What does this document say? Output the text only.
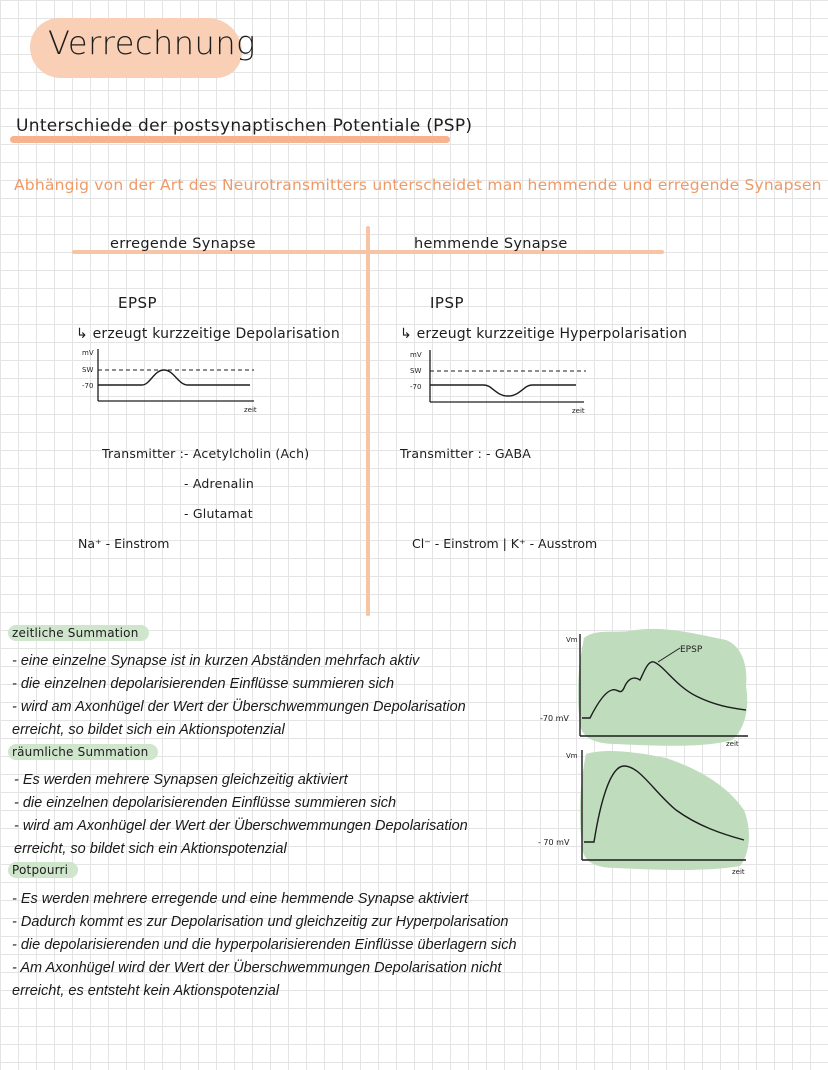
Verrechnung
Unterschiede der postsynaptischen Potentiale (PSP)
Abhängig von der Art des Neurotransmitters unterscheidet man hemmende und erregende Synapsen
erregende Synapse
EPSP
↳ erzeugt kurzzeitige Depolarisation
mV
SW
-70
zeit
Transmitter : - Acetylcholin (Ach)
- Adrenalin
- Glutamat
Na⁺ - Einstrom
hemmende Synapse
IPSP
↳ erzeugt kurzzeitige Hyperpolarisation
mV
SW
-70
zeit
Transmitter : - GABA
Cl⁻ - Einstrom | K⁺ - Ausstrom
zeitliche Summation
- eine einzelne Synapse ist in kurzen Abständen mehrfach aktiv
- die einzelnen depolarisierenden Einflüsse summieren sich
- wird am Axonhügel der Wert der Überschwemmungen Depolarisation
erreicht, so bildet sich ein Aktionspotenzial
Vm
EPSP
-70 mV
zeit
räumliche Summation
- Es werden mehrere Synapsen gleichzeitig aktiviert
- die einzelnen depolarisierenden Einflüsse summieren sich
- wird am Axonhügel der Wert der Überschwemmungen Depolarisation
erreicht, so bildet sich ein Aktionspotenzial
Vm
- 70 mV
zeit
Potpourri
- Es werden mehrere erregende und eine hemmende Synapse aktiviert
- Dadurch kommt es zur Depolarisation und gleichzeitig zur Hyperpolarisation
- die depolarisierenden und die hyperpolarisierenden Einflüsse überlagern sich
- Am Axonhügel wird der Wert der Überschwemmungen Depolarisation nicht
erreicht, es entsteht kein Aktionspotenzial
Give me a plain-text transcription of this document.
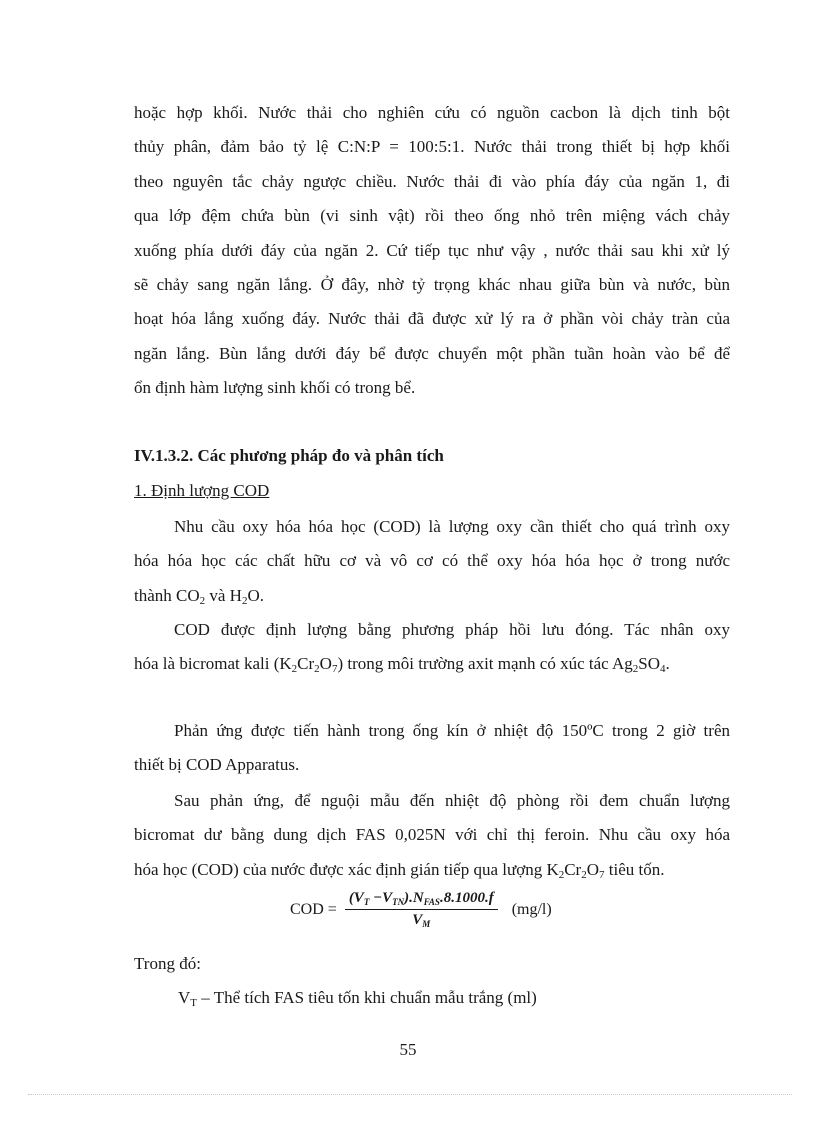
hoặc hợp khối. Nước thải cho nghiên cứu có nguồn cacbon là dịch tinh bột
thủy phân, đảm bảo tỷ lệ C:N:P = 100:5:1. Nước thải trong thiết bị hợp khối
theo nguyên tắc chảy ngược chiều. Nước thải đi vào phía đáy của ngăn 1, đi
qua lớp đệm chứa bùn (vi sinh vật) rồi theo ống nhỏ trên miệng vách chảy
xuống phía dưới đáy của ngăn 2. Cứ tiếp tục như vậy , nước thải sau khi xử lý
sẽ chảy sang ngăn lắng. Ở đây, nhờ tỷ trọng khác nhau giữa bùn và nước, bùn
hoạt hóa lắng xuống đáy. Nước thải đã được xử lý ra ở phần vòi chảy tràn của
ngăn lắng. Bùn lắng dưới đáy bể được chuyển một phần tuần hoàn vào bể để
ổn định hàm lượng sinh khối có trong bể.

IV.1.3.2. Các phương pháp đo và phân tích

1. Định lượng COD

Nhu cầu oxy hóa hóa học (COD) là lượng oxy cần thiết cho quá trình oxy
hóa hóa học các chất hữu cơ và vô cơ có thể oxy hóa hóa học ở trong nước
thành $CO_2$ và $H_2O$.
COD được định lượng bằng phương pháp hồi lưu đóng. Tác nhân oxy
hóa là bicromat kali $(K_2Cr_2O_7)$ trong môi trường axit mạnh có xúc tác $Ag_2SO_4$.
Phản ứng được tiến hành trong ống kín ở nhiệt độ 150ºC trong 2 giờ trên
thiết bị COD Apparatus.
Sau phản ứng, để nguội mẫu đến nhiệt độ phòng rồi đem chuẩn lượng
bicromat dư bằng dung dịch FAS 0,025N với chỉ thị feroin. Nhu cầu oxy hóa
hóa học (COD) của nước được xác định gián tiếp qua lượng $K_2Cr_2O_7$ tiêu tốn.
COD = $\frac{(V_T -V_{TN}).N_{FAS}.8.1000.f}{V_M} (mg/l)$

Trong đó:

$V_T$ – Thể tích FAS tiêu tốn khi chuẩn mẫu trắng (ml)

55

- _What you will do_: Output the records above exactly as they are, leaving out the pictures.

- _Problem solution_:
What does this document say? Output the text only.
Verrechnung
Unterschiede der postsynaptischen Potentiale (PSP)
Abhängig von der Art des Neurotransmitters unterscheidet man hemmende und erregende Synapsen
erregende Synapse
EPSP
↳ erzeugt kurzzeitige Depolarisation
mV
SW
-70
zeit
Transmitter : - Acetylcholin (Ach)
- Adrenalin
- Glutamat
Na⁺ - Einstrom
hemmende Synapse
IPSP
↳ erzeugt kurzzeitige Hyperpolarisation
mV
SW
-70
zeit
Transmitter : - GABA
Cl⁻ - Einstrom | K⁺ - Ausstrom
zeitliche Summation
- eine einzelne Synapse ist in kurzen Abständen mehrfach aktiv
- die einzelnen depolarisierenden Einflüsse summieren sich
- wird am Axonhügel der Wert der Überschwemmungen Depolarisation
erreicht, so bildet sich ein Aktionspotenzial
Vm
EPSP
-70 mV
zeit
räumliche Summation
- Es werden mehrere Synapsen gleichzeitig aktiviert
- die einzelnen depolarisierenden Einflüsse summieren sich
- wird am Axonhügel der Wert der Überschwemmungen Depolarisation
erreicht, so bildet sich ein Aktionspotenzial
Vm
- 70 mV
zeit
Potpourri
- Es werden mehrere erregende und eine hemmende Synapse aktiviert
- Dadurch kommt es zur Depolarisation und gleichzeitig zur Hyperpolarisation
- die depolarisierenden und die hyperpolarisierenden Einflüsse überlagern sich
- Am Axonhügel wird der Wert der Überschwemmungen Depolarisation nicht
erreicht, es entsteht kein Aktionspotenzial
Give me a plain-text transcription of this document.
hoặc hợp khối. Nước thải cho nghiên cứu có nguồn cacbon là dịch tinh bột
thủy phân, đảm bảo tỷ lệ C:N:P = 100:5:1. Nước thải trong thiết bị hợp khối
theo nguyên tắc chảy ngược chiều. Nước thải đi vào phía đáy của ngăn 1, đi
qua lớp đệm chứa bùn (vi sinh vật) rồi theo ống nhỏ trên miệng vách chảy
xuống phía dưới đáy của ngăn 2. Cứ tiếp tục như vậy , nước thải sau khi xử lý
sẽ chảy sang ngăn lắng. Ở đây, nhờ tỷ trọng khác nhau giữa bùn và nước, bùn
hoạt hóa lắng xuống đáy. Nước thải đã được xử lý ra ở phần vòi chảy tràn của
ngăn lắng. Bùn lắng dưới đáy bể được chuyển một phần tuần hoàn vào bể để
ổn định hàm lượng sinh khối có trong bể.

IV.1.3.2. Các phương pháp đo và phân tích

1. Định lượng COD

Nhu cầu oxy hóa hóa học (COD) là lượng oxy cần thiết cho quá trình oxy
hóa hóa học các chất hữu cơ và vô cơ có thể oxy hóa hóa học ở trong nước
thành $CO_2$ và $H_2O$.
COD được định lượng bằng phương pháp hồi lưu đóng. Tác nhân oxy
hóa là bicromat kali $(K_2Cr_2O_7)$ trong môi trường axit mạnh có xúc tác $Ag_2SO_4$.
Phản ứng được tiến hành trong ống kín ở nhiệt độ 150ºC trong 2 giờ trên
thiết bị COD Apparatus.
Sau phản ứng, để nguội mẫu đến nhiệt độ phòng rồi đem chuẩn lượng
bicromat dư bằng dung dịch FAS 0,025N với chỉ thị feroin. Nhu cầu oxy hóa
hóa học (COD) của nước được xác định gián tiếp qua lượng $K_2Cr_2O_7$ tiêu tốn.
COD = $\frac{(V_T -V_{TN}).N_{FAS}.8.1000.f}{V_M} (mg/l)$

Trong đó:

$V_T$ – Thể tích FAS tiêu tốn khi chuẩn mẫu trắng (ml)

55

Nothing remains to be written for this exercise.